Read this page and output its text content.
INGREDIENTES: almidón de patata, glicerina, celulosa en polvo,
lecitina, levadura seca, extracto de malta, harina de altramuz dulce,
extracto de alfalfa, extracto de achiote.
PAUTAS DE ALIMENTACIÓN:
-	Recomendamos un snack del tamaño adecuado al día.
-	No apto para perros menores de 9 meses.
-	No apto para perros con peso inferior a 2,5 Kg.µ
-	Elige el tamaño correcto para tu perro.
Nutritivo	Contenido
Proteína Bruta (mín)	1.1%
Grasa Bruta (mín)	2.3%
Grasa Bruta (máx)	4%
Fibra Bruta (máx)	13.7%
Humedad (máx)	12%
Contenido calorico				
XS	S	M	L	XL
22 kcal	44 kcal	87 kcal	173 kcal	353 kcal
#####
WHAT TO PRODUCE
Print every line of the records exactly. Omit nothing.

OUTPUT FOR THIS EXERCISE
Read this page and output its text content.
INGREDIENTES: almidón de patata, glicerina, celulosa en polvo,
lecitina, levadura seca, extracto de malta, harina de altramuz dulce,
extracto de alfalfa, extracto de achiote.
PAUTAS DE ALIMENTACIÓN:
-	Recomendamos un snack del tamaño adecuado al día.
-	No apto para perros menores de 9 meses.
-	No apto para perros con peso inferior a 2,5 Kg.µ
-	Elige el tamaño correcto para tu perro.
Nutritivo	Contenido
Proteína Bruta (mín)	1.1%
Grasa Bruta (mín)	2.3%
Grasa Bruta (máx)	4%
Fibra Bruta (máx)	13.7%
Humedad (máx)	12%
Contenido calorico				
XS	S	M	L	XL
22 kcal	44 kcal	87 kcal	173 kcal	353 kcal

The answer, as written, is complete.